Find the lines that hold the word "City" and return them.

++++ RECORDS FOR THIS TASK

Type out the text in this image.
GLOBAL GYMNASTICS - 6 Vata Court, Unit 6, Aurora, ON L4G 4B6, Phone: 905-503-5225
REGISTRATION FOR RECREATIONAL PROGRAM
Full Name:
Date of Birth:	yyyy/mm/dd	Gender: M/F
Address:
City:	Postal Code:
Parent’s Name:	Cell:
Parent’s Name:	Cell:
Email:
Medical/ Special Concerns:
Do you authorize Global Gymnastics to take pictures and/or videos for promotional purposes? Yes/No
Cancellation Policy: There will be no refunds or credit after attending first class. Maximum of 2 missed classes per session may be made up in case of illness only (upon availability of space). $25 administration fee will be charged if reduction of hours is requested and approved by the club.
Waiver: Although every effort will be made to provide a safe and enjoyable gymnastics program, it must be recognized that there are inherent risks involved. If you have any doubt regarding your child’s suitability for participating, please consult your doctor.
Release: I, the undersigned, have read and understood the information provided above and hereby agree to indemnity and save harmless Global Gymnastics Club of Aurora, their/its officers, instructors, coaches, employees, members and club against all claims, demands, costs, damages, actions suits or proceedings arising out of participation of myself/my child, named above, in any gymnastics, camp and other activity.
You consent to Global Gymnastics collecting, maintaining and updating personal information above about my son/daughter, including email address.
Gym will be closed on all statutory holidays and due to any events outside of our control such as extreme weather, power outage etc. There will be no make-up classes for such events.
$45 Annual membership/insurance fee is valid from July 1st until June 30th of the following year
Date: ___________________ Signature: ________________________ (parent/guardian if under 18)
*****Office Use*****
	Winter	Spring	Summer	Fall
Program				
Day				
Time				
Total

++++++++
++++ RECORDS FOR THIS TASK

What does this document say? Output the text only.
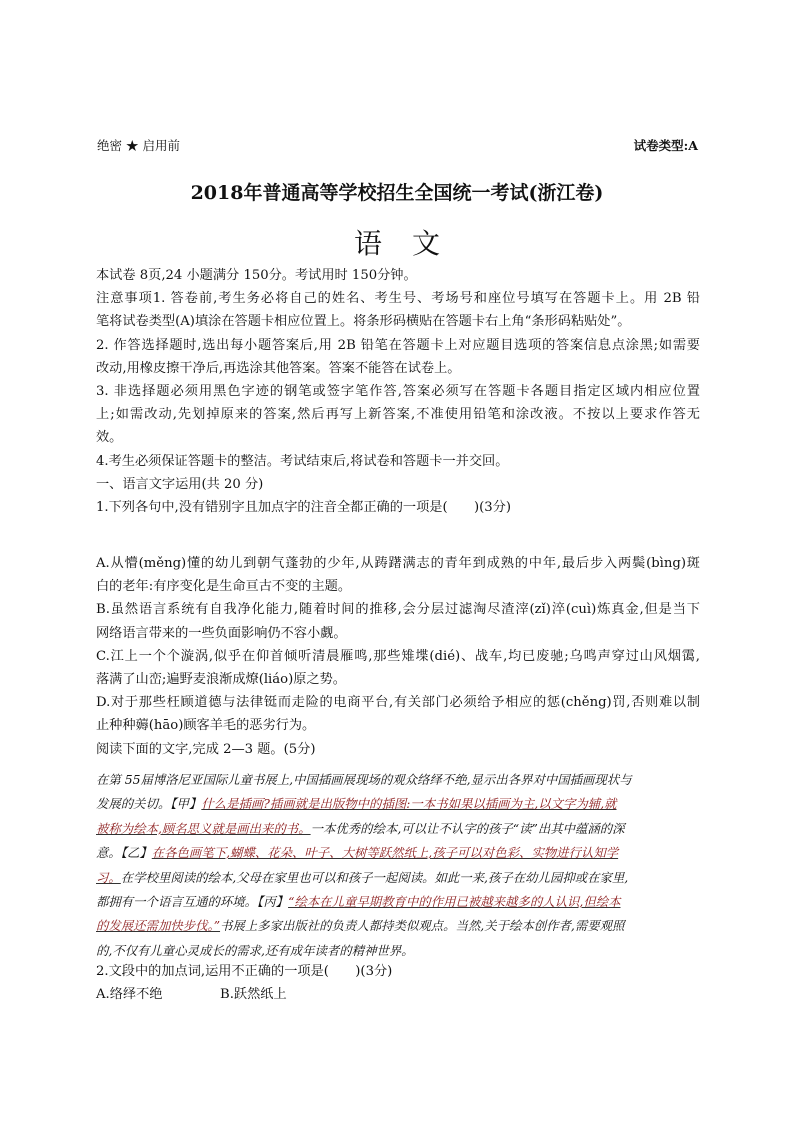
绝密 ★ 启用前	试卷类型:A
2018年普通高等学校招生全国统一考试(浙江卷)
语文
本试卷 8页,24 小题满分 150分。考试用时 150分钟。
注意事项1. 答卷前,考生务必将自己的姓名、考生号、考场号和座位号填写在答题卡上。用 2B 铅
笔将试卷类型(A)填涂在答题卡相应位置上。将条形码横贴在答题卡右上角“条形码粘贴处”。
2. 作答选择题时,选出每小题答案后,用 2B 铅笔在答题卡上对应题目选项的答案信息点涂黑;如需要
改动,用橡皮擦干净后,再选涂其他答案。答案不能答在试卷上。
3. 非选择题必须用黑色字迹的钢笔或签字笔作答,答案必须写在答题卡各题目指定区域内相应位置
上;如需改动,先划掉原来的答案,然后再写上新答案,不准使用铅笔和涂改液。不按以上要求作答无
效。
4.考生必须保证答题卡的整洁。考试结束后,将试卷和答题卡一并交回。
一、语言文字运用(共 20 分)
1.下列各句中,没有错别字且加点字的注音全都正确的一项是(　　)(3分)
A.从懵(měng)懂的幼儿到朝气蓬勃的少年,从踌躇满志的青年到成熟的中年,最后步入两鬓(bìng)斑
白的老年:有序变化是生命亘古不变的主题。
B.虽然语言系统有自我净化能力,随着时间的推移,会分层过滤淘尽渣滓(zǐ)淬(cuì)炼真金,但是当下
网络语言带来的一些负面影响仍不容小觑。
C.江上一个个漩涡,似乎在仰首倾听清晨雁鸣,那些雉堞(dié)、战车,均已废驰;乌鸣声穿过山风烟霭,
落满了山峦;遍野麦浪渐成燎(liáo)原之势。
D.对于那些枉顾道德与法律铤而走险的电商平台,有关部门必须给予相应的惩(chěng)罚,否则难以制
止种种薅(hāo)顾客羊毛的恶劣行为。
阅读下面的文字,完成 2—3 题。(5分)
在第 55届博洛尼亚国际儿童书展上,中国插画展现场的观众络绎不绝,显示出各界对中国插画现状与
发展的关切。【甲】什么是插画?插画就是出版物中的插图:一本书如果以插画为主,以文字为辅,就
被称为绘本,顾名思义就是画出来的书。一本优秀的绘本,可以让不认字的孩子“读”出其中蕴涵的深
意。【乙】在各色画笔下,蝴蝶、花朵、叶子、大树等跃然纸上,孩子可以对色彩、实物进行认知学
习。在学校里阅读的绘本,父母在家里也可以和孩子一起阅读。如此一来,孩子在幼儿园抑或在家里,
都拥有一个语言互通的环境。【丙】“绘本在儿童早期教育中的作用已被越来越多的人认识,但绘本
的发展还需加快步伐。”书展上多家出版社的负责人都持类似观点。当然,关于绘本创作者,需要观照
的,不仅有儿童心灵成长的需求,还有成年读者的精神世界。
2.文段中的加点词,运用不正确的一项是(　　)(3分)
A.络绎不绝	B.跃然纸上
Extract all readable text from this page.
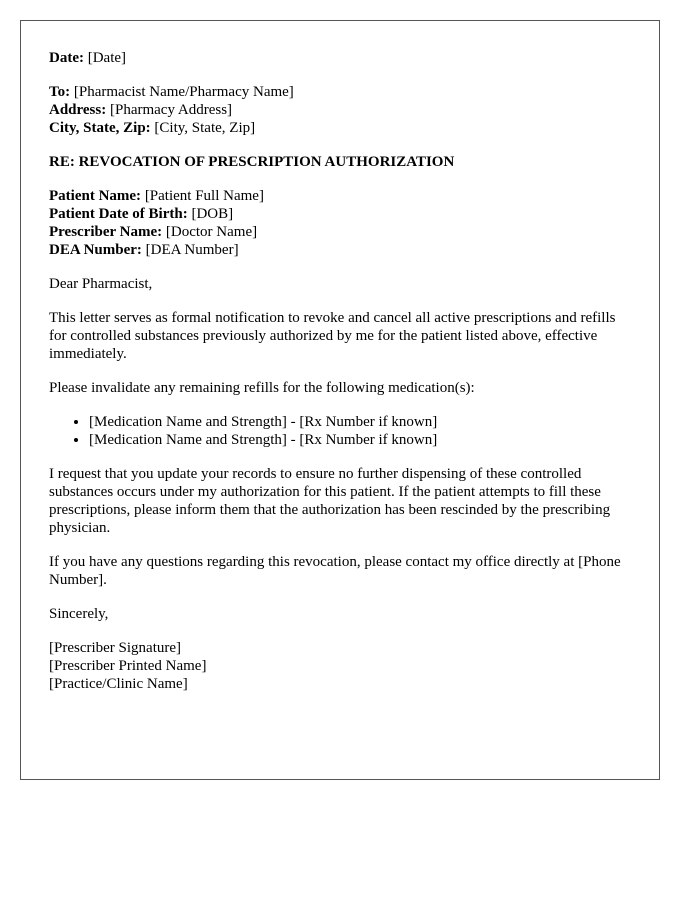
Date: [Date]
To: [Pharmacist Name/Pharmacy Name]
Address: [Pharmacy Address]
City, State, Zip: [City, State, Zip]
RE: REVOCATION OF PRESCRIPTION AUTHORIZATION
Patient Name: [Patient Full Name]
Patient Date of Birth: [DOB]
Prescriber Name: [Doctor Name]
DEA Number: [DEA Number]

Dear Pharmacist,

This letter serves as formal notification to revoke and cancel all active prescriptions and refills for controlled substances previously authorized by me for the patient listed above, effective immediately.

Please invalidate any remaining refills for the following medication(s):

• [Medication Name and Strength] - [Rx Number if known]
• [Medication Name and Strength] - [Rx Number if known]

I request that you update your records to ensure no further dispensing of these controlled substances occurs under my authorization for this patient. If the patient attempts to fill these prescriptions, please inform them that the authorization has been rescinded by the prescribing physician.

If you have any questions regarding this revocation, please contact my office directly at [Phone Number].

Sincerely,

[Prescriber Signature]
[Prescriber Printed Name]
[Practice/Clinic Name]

++++++++
++++ RECORDS FOR THIS TASK

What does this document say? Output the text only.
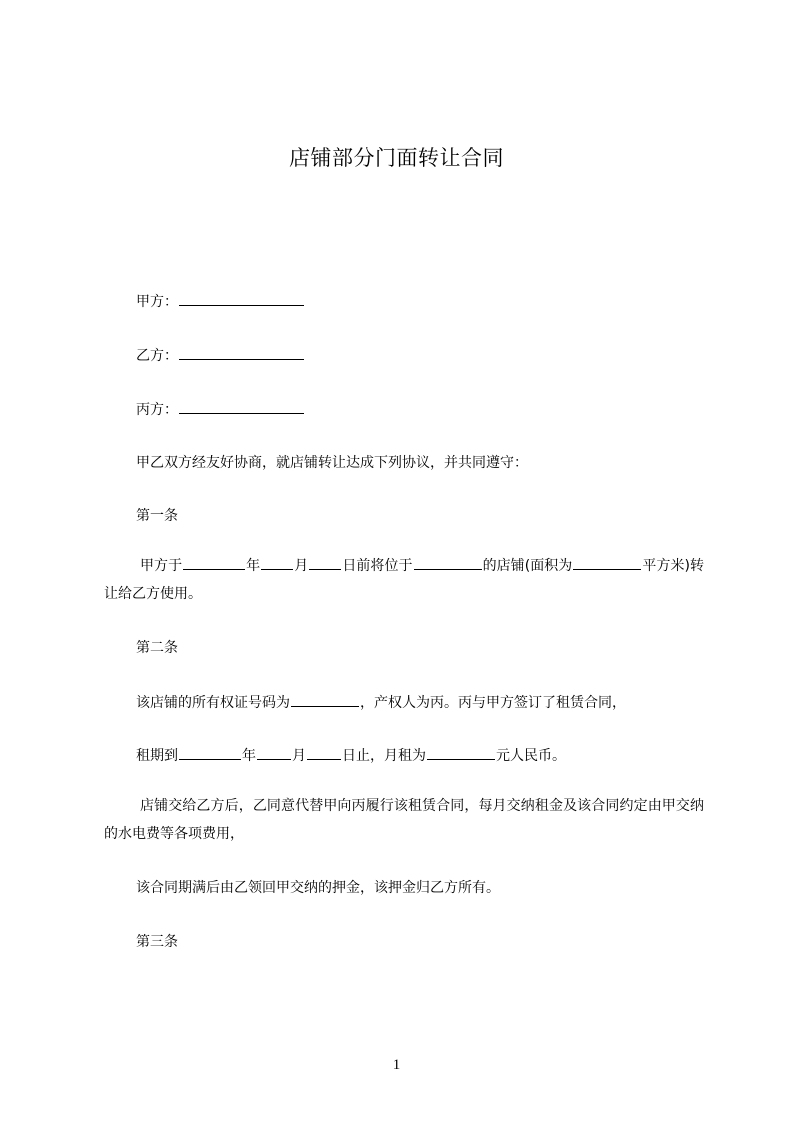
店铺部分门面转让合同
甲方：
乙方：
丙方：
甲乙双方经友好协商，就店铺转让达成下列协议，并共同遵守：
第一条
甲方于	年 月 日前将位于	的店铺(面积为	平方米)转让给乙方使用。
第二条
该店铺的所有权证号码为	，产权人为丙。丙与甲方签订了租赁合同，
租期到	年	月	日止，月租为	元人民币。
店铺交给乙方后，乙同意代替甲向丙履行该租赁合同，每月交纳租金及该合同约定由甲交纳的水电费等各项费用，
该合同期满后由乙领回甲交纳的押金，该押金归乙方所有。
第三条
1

++++++++

FULL RESPONSE.
City:	Postal Code:
City, State, Zip: [City, State, Zip]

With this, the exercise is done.